start EXCERPTED TEXT

MJ Direct

An old blog that apparently needs some updates. For now, though, it's good for a few minutes of light reading.

Friday, August 26, 2005

"Sexy Q&A"

-If you want to participate, leave a comment below asking to be interviewed.
-I will respond by asking you five questions (each person's will be different).
-You will update your journal/blog with the answers to the questions.
-You will include this explanation and an offer to interview others in the same post.
-When others comment asking to be interviewed, you will ask them five questions.

These questions were asked by XRayEagle.

You can push a button and kill 100 moo-cows (that’s right) somewhere in Europe or, with your own two hands, you can snap the neck of one bright eyed, adorable, soft, fuzzy, make-you-cry-its-so-cute bunny. Which one do you pick? ... You monster!
While I'm more of an out-of-sight-out-of-mind humanitarian sort, 100 moo-cows is a lot of life to be responsible for killing. So I'd probably go for the bunny, even though I absolutely love rabbits.

I'm going to go cry for a second.

I'm back.

What is lamest famous person you have ever had a crush on or fantasy about?
I was obsessed with Sean Astin's character in Goonies. The scene where he got kissed drove me wild with jealousy! Those braces... so adorable.

If you had the rest of you life in front of you as a book, which chapter would you skip to first?
I'd thumb ahead to MJ-as-grandmother, probably around my 80th birthday. Then, if my 80-year-old-self could sense my 27-year-old self watching, I would remind me that I've always planned to get a tattoo and go skydiving on this particular birthday.

What is the single most disgusting and Mike-nauseating thing that you have ever done in you whole life? In all its horrible detail please!
I drank bong water. It was an accident, resulting from weed so potent that that user had trouble tell which way was vertical. It happened freshman year of college. The results were like having a full-body flu with [censored] threatening to come out at both ends (and then, indeed coming, once I got to the dorm bathroom), wrapped in dark grey matter with a translucent smog clouding my vision, all the while feeling as though the ground was lurching beneath my feet but I couldn't really tell what was going on. It was gross gross gross. Bong water is disgusting.

end EXCERPTED TEXT

## TASK A
Render everything from the first of the rows below down to the row containing "start-button[interactable] [382, 725, 422, 765]", inclusive, as a JSON list of strings with one string per row and blank lines left out.

start GIVEN RECORDS

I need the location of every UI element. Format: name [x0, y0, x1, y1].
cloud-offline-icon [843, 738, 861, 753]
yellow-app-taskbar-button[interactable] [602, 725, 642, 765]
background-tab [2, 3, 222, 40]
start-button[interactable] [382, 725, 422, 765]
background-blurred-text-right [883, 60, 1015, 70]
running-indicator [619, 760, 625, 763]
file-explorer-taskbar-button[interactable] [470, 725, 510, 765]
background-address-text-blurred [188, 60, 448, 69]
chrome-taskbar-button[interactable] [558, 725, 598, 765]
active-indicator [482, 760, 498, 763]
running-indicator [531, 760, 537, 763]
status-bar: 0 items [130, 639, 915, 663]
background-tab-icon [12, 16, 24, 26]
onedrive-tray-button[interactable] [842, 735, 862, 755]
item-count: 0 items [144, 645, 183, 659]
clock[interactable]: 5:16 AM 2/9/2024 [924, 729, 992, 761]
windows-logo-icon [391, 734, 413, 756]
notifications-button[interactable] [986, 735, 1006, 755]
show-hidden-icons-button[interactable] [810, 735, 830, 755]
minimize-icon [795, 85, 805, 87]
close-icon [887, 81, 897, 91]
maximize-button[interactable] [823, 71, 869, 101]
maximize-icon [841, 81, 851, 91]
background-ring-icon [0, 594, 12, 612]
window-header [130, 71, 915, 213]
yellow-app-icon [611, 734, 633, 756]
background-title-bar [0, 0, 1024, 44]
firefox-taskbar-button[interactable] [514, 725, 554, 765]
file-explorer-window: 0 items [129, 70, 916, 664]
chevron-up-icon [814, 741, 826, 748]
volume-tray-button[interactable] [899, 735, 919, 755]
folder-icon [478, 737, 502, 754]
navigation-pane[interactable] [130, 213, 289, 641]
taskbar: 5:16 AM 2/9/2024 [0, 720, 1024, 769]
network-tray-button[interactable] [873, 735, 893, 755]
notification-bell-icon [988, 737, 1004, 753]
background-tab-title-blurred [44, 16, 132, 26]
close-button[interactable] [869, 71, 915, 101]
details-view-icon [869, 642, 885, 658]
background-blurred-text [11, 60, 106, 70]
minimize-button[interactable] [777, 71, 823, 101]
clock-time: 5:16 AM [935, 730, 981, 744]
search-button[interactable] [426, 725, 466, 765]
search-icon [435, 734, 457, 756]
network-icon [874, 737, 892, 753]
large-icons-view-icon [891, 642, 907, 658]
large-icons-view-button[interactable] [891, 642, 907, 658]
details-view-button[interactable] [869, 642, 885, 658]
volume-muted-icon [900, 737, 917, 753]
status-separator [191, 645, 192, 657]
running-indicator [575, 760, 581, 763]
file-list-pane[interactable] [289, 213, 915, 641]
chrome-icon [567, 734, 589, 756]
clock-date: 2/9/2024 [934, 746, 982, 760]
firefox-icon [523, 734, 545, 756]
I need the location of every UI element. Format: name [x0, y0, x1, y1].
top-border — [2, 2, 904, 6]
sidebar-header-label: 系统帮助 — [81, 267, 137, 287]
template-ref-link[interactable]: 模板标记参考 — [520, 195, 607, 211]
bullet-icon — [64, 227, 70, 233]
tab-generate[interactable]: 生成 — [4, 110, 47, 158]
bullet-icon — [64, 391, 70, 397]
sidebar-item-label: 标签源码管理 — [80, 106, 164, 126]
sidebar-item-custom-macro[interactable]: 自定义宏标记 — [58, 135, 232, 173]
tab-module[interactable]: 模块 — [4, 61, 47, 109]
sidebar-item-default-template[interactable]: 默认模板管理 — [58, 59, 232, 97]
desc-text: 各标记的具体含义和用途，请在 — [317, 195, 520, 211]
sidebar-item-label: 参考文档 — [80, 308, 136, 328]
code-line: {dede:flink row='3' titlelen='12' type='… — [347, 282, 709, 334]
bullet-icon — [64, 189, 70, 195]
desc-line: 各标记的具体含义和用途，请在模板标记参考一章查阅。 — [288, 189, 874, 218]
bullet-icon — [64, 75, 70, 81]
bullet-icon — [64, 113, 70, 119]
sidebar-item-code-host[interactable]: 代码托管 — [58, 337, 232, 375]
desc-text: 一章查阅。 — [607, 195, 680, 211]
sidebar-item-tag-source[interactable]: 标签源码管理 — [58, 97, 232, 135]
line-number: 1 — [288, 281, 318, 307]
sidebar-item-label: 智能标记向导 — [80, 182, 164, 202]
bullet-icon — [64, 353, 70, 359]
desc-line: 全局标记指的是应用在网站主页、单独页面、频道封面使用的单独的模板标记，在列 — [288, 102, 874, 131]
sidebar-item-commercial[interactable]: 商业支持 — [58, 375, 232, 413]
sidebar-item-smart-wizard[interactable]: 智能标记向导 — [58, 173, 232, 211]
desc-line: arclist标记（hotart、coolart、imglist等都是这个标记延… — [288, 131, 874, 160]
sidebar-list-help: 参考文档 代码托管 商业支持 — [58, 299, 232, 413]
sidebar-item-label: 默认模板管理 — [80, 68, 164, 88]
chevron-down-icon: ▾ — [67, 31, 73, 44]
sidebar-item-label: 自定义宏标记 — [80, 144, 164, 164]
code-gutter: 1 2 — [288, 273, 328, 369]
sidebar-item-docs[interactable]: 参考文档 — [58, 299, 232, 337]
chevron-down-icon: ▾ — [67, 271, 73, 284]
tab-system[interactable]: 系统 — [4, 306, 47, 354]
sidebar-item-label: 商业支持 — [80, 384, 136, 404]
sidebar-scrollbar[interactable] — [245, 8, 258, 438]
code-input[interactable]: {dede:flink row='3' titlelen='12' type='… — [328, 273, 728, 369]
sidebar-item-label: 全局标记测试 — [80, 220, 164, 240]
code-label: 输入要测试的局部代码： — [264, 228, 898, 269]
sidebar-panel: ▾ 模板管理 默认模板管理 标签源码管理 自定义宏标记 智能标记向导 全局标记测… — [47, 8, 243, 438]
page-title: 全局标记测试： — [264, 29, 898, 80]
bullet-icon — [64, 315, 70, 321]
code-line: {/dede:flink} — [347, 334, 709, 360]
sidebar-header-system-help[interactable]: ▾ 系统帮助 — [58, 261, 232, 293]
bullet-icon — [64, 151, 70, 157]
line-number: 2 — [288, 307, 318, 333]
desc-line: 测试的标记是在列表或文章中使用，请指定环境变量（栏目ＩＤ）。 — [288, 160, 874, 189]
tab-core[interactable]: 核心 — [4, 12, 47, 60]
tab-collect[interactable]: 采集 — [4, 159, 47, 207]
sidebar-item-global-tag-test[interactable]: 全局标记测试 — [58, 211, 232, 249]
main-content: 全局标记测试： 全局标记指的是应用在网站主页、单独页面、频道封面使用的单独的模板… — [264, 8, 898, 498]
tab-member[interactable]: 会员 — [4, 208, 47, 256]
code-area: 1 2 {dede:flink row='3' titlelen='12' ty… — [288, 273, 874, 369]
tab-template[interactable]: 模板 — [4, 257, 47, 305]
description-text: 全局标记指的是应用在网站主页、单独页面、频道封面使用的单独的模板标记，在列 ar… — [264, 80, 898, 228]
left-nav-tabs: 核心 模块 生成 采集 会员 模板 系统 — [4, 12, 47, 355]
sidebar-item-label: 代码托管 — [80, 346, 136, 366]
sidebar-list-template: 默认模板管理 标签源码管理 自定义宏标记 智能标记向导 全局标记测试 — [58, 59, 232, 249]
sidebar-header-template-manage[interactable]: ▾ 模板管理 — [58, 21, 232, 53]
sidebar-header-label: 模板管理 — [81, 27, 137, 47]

end GIVEN RECORDS

## TASK B
Copy word for word everything in the blog post from "Friday, August 26, 2005" down to "them five questions.".

## WRITTEN REPLY A
[
  "I need the location of every UI element. Format: name [x0, y0, x1, y1].",
  "cloud-offline-icon [843, 738, 861, 753]",
  "yellow-app-taskbar-button[interactable] [602, 725, 642, 765]",
  "background-tab [2, 3, 222, 40]",
  "start-button[interactable] [382, 725, 422, 765]"
]

## WRITTEN REPLY B
Friday, August 26, 2005

"Sexy Q&A"

-If you want to participate, leave a comment below asking to be interviewed.
-I will respond by asking you five questions (each person's will be different).
-You will update your journal/blog with the answers to the questions.
-You will include this explanation and an offer to interview others in the same post.
-When others comment asking to be interviewed, you will ask them five questions.